List, from the lines below, each one with "Cesium" in it.

========

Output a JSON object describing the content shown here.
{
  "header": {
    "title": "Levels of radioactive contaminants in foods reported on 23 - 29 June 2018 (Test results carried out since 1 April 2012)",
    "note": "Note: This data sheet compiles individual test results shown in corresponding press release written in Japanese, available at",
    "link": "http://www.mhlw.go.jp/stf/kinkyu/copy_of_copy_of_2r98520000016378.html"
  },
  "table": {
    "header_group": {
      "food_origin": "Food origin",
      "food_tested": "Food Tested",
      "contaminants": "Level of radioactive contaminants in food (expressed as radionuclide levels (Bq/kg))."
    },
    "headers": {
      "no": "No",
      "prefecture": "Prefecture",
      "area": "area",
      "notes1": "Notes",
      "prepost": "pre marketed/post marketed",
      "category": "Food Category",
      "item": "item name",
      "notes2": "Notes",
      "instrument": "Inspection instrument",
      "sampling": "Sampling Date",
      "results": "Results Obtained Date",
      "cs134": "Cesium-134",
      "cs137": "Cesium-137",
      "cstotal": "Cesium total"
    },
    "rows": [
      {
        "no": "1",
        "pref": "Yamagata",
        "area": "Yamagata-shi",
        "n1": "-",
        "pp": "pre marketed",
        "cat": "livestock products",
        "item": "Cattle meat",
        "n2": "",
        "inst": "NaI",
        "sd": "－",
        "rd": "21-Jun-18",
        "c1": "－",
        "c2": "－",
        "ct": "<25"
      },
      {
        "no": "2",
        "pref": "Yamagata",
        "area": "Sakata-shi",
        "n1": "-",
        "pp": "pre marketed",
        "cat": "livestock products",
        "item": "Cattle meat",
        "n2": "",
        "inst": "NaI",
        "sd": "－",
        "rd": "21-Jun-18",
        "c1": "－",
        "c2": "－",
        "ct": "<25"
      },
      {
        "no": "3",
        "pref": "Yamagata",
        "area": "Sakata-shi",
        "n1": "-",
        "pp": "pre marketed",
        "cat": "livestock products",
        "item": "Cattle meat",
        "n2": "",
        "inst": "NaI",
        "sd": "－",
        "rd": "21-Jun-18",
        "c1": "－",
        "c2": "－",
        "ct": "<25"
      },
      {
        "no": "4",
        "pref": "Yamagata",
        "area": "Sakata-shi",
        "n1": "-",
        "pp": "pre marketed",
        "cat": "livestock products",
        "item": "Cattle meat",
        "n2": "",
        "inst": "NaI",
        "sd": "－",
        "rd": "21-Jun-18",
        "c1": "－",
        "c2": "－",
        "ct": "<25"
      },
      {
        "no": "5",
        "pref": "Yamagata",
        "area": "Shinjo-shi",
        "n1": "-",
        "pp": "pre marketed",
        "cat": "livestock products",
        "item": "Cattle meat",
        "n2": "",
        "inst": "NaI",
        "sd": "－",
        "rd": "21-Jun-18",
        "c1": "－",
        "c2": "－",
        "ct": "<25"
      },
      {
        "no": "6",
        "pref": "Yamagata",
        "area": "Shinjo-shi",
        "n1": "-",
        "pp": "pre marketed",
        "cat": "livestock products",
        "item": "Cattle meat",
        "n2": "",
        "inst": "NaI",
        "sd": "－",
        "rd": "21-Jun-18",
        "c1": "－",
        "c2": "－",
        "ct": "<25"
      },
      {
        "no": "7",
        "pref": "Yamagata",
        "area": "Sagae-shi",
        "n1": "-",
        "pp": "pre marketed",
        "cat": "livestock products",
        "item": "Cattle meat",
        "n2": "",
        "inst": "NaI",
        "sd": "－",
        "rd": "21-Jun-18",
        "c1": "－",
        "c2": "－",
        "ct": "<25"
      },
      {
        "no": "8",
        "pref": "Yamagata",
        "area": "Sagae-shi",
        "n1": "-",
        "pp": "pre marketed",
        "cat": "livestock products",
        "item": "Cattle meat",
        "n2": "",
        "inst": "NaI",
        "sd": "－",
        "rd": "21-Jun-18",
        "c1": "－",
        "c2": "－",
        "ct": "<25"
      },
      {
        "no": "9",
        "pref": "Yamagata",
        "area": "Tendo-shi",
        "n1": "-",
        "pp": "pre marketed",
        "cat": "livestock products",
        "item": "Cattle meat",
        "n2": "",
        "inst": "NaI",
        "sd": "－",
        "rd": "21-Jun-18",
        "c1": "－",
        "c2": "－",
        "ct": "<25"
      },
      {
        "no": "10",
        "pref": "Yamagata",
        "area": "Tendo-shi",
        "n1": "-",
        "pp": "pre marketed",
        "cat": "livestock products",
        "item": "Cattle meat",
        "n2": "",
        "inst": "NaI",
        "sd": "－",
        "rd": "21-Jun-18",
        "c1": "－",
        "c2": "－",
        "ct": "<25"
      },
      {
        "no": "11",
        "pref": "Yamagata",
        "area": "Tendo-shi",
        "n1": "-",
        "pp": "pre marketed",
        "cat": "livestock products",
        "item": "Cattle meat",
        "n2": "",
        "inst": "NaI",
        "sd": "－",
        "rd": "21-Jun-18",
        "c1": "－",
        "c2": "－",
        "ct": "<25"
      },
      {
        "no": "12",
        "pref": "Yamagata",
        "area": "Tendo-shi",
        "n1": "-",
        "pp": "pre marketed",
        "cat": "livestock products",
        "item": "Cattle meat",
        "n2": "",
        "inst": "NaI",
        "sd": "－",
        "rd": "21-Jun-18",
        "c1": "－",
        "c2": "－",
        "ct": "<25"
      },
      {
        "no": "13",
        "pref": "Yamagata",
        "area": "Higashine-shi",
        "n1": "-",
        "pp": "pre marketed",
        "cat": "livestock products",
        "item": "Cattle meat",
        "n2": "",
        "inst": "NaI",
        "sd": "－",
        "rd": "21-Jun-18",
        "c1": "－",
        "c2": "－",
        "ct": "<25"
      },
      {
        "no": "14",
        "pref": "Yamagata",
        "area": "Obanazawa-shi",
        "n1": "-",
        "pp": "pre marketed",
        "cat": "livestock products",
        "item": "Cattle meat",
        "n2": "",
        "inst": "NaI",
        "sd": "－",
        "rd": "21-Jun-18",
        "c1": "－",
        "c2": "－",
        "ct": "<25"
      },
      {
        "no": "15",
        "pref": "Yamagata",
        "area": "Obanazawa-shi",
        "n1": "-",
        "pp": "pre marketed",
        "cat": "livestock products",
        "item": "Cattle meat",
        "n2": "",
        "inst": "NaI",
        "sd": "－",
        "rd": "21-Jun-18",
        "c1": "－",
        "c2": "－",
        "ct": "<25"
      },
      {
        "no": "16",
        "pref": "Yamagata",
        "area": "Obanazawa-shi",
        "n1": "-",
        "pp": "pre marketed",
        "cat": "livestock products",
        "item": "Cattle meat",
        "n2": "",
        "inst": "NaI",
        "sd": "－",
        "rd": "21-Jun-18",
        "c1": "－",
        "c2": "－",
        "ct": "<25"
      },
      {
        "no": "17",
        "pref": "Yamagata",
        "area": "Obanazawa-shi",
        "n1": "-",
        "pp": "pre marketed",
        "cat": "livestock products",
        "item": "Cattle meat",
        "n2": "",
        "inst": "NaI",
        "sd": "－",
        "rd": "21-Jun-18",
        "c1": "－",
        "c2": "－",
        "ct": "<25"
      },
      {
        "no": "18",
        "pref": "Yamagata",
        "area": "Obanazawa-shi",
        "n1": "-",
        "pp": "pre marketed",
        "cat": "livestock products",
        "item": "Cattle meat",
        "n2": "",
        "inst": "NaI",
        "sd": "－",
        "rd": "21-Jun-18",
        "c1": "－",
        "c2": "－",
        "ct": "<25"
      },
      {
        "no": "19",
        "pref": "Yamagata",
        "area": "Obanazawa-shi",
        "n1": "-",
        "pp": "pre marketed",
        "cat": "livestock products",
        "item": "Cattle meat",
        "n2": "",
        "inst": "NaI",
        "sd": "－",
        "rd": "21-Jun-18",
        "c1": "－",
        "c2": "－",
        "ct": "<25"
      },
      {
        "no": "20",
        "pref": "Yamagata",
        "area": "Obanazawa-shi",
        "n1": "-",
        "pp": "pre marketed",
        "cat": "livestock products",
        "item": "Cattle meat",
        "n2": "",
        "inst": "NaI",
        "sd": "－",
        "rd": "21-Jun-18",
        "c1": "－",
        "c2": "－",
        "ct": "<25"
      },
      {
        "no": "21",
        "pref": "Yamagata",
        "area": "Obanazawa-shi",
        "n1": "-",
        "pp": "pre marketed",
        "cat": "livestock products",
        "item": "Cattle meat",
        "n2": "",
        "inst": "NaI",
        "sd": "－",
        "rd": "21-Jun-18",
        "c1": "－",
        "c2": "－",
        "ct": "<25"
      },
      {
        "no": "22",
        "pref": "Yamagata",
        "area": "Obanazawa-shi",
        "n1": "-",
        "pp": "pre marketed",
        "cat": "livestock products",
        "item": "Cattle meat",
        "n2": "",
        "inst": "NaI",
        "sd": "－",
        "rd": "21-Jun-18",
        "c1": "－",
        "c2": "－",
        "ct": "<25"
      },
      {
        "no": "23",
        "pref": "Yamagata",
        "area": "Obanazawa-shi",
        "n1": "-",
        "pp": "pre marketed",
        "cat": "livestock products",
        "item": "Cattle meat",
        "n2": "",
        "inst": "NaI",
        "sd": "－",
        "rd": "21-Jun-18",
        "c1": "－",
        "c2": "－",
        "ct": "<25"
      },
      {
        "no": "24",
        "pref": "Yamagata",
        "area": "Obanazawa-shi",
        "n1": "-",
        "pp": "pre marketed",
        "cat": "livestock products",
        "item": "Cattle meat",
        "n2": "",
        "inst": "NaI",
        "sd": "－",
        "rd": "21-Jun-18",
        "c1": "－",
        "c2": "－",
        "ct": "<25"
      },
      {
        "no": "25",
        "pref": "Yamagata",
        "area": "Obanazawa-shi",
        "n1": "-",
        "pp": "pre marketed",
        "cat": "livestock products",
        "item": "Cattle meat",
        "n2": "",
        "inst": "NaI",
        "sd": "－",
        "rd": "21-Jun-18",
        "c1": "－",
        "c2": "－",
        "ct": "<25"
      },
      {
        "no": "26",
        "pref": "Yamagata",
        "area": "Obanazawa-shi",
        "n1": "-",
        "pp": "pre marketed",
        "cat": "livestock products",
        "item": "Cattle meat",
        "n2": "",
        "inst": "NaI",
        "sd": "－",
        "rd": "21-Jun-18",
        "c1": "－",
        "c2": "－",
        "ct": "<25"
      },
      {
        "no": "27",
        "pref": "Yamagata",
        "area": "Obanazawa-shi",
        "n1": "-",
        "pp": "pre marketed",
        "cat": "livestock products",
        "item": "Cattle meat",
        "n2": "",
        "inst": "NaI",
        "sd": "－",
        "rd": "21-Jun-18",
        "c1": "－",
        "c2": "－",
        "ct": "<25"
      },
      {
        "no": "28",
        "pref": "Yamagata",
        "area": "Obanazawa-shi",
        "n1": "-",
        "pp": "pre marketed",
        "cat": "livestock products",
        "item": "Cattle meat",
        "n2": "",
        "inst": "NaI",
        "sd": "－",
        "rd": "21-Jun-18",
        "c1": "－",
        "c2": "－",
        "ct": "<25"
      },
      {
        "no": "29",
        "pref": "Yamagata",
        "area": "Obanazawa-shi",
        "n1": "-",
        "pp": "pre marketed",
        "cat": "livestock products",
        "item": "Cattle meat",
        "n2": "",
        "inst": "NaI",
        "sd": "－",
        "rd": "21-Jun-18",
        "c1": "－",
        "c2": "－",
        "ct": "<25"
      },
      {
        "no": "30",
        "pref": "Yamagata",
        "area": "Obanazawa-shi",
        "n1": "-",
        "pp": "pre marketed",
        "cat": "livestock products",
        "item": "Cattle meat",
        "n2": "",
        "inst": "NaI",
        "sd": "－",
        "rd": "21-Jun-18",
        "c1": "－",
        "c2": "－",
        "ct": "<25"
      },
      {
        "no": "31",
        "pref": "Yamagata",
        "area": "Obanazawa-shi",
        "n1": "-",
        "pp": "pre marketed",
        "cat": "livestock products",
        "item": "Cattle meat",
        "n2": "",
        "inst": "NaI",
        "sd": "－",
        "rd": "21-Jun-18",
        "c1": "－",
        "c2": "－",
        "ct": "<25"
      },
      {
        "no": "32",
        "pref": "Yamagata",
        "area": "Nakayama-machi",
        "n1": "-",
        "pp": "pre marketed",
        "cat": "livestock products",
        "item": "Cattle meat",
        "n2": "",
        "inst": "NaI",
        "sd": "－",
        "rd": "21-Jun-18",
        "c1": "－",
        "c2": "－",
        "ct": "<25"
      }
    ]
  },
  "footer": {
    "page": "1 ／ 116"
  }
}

========

*Solution for this task*:
      "cs134": "Cesium-134",
      "cs137": "Cesium-137",
      "cstotal": "Cesium total"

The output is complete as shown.